◆ Written task
Scan the lines below for "grid"; report the number of lines that contain it, and only that.

* Start Data for this task *

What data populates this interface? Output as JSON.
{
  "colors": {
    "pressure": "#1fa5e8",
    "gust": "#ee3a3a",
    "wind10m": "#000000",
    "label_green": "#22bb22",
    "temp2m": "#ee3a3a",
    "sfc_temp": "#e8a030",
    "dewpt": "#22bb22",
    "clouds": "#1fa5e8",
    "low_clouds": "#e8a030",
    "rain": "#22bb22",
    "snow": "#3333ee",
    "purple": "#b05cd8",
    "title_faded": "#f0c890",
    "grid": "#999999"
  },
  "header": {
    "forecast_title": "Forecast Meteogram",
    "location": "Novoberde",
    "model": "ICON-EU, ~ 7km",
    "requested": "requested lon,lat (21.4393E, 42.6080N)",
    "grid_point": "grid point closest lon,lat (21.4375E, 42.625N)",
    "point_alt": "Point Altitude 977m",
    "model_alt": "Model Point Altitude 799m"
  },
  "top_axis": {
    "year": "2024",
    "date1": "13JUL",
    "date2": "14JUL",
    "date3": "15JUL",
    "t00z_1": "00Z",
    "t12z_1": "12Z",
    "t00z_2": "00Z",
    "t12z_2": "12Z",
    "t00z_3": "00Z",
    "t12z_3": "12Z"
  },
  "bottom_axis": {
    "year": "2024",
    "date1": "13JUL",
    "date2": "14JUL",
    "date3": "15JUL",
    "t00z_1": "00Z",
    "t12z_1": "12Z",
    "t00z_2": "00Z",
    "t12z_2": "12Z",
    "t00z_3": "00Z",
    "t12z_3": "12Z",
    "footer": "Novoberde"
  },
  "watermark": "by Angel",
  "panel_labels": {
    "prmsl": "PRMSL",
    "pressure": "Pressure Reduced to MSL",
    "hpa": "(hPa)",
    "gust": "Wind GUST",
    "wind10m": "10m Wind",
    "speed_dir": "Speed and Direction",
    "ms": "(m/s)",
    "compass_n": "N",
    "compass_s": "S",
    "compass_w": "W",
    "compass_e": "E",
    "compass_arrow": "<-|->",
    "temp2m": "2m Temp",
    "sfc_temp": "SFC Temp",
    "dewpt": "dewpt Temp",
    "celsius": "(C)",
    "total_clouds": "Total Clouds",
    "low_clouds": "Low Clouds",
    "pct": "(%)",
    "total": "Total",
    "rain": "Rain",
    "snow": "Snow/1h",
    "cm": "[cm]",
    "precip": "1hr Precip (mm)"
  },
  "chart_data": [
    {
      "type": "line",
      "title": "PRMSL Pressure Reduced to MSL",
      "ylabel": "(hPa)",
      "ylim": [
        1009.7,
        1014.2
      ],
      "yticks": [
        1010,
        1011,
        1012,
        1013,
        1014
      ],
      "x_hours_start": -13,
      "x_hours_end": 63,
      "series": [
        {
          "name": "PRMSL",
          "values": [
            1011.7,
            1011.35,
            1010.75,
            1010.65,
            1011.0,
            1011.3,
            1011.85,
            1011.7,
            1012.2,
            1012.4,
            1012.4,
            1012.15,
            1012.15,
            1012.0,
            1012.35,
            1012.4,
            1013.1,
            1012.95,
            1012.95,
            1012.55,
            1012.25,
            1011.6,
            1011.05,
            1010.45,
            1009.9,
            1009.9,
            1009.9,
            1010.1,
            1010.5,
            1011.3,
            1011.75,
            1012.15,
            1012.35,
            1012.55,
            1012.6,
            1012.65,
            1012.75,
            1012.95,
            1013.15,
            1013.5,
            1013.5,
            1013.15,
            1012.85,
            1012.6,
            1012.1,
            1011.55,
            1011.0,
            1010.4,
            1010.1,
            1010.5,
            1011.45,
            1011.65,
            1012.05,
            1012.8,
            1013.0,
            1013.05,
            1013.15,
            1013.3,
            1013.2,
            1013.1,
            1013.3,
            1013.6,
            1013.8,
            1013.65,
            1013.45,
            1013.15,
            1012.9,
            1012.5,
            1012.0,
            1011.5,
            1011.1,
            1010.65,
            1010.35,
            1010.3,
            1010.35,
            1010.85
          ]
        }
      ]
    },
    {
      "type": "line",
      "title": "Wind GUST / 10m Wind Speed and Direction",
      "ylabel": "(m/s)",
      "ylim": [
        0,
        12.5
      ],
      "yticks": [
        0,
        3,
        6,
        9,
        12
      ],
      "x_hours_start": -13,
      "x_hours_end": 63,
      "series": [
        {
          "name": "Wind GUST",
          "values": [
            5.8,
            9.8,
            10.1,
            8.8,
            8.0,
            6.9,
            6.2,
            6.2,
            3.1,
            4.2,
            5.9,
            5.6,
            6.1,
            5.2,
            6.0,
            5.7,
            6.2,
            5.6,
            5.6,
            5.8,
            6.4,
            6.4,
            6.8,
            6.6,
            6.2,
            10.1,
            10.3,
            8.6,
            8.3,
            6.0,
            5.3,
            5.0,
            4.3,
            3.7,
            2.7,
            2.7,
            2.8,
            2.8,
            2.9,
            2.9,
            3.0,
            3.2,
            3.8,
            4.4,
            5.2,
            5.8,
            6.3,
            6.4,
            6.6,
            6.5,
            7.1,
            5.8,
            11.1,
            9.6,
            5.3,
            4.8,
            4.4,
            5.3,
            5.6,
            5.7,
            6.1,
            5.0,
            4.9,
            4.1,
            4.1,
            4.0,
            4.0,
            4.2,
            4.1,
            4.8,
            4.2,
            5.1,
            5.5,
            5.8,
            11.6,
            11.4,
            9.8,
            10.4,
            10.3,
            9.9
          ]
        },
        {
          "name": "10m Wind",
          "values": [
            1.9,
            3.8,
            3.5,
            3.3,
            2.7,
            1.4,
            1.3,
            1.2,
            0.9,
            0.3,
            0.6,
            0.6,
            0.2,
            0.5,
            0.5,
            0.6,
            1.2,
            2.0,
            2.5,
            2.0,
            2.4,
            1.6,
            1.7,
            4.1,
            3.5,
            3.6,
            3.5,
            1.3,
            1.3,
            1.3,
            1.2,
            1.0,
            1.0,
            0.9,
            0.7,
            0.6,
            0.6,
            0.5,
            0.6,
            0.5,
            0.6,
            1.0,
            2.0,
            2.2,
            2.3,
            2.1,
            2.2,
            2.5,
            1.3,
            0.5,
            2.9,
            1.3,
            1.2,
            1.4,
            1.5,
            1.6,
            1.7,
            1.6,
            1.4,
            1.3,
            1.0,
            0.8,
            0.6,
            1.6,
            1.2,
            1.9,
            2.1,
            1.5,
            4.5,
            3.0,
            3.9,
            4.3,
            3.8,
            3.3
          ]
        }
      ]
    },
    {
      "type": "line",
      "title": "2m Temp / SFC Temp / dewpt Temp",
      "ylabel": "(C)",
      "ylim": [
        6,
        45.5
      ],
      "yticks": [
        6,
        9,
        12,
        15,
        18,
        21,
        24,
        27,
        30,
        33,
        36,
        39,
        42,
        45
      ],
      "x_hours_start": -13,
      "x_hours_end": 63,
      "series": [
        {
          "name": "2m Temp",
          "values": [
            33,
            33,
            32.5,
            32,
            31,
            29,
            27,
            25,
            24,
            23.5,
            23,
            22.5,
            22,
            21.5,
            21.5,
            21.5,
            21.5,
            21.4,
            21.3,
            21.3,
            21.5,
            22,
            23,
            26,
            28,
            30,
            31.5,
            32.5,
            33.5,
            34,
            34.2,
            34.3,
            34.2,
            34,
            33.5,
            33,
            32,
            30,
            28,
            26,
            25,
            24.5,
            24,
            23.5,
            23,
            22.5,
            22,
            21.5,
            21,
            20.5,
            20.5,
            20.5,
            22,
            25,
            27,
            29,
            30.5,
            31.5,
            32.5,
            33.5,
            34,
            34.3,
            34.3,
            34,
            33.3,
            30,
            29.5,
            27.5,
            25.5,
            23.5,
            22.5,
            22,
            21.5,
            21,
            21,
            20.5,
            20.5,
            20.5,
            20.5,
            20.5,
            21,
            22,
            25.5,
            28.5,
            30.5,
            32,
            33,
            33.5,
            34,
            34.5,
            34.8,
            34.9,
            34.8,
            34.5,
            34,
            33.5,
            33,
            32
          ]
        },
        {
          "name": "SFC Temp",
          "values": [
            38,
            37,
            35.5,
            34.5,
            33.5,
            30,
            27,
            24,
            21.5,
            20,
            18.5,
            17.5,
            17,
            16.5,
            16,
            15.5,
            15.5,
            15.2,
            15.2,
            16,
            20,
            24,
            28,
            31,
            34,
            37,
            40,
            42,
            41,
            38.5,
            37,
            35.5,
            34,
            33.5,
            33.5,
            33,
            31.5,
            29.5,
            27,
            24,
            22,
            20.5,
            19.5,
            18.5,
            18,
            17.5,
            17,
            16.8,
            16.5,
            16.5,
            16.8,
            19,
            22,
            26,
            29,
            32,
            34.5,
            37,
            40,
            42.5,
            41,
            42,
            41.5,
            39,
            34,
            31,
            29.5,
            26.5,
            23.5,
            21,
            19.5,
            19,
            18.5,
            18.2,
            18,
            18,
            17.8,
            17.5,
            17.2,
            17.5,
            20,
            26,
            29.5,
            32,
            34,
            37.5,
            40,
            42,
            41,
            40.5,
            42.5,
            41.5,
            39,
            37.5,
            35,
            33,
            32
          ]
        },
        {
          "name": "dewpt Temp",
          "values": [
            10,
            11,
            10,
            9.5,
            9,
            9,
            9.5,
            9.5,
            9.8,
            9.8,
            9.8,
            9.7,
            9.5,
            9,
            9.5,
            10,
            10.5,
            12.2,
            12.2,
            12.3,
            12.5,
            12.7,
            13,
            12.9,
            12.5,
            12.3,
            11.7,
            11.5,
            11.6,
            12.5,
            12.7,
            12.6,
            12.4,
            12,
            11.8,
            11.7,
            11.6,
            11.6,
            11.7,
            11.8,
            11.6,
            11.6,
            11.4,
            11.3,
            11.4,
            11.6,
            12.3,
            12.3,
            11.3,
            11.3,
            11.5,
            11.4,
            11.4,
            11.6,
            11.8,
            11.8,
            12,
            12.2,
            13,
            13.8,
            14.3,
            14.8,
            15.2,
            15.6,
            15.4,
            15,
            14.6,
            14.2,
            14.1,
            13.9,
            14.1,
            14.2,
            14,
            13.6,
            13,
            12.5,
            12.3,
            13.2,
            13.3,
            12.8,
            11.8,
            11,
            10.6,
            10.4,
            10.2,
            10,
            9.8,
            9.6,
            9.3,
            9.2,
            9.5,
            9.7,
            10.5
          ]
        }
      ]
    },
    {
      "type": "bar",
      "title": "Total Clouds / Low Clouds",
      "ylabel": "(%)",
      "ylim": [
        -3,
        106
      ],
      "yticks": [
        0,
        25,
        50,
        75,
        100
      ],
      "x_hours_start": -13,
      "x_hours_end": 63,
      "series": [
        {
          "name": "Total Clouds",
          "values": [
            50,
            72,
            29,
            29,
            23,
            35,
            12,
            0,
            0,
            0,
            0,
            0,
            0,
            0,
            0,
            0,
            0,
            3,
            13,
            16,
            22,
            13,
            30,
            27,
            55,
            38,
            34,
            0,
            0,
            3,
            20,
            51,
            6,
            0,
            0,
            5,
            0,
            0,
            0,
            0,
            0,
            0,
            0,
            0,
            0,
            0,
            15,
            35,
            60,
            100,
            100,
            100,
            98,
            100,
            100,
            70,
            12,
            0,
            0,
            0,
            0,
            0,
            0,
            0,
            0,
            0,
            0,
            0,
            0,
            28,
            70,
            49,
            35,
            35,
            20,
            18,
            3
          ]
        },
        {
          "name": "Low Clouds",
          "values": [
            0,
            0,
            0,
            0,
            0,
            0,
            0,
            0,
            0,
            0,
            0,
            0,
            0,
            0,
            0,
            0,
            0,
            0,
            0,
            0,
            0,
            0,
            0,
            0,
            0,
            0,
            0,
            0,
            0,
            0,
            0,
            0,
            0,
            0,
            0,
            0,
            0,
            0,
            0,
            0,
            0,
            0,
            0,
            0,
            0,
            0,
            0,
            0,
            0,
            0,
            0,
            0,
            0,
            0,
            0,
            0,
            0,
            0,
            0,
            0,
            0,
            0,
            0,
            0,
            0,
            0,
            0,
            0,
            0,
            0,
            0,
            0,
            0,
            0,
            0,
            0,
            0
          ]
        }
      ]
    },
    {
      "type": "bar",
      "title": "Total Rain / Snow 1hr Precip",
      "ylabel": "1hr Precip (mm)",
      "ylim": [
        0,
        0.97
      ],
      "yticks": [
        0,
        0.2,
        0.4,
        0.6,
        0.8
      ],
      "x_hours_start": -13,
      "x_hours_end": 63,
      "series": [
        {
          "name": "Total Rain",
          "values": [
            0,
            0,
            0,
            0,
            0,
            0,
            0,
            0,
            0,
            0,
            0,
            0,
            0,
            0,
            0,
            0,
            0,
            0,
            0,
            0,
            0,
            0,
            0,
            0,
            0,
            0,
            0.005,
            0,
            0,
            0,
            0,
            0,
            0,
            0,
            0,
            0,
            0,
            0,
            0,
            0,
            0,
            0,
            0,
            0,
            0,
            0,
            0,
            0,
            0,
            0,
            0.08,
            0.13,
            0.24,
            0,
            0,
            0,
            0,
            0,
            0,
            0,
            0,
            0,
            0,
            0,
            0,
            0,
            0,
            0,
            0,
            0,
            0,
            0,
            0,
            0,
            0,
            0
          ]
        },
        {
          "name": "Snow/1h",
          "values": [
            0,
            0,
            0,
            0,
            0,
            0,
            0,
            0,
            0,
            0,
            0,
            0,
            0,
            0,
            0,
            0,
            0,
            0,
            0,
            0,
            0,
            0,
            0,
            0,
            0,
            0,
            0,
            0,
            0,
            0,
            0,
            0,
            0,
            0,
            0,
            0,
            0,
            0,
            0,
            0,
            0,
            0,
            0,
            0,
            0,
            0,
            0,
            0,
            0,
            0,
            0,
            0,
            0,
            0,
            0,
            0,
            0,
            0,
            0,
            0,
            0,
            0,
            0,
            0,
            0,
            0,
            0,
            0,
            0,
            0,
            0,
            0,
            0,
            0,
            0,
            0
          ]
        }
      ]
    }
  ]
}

* End Data for this task *

◆ Exercise response
2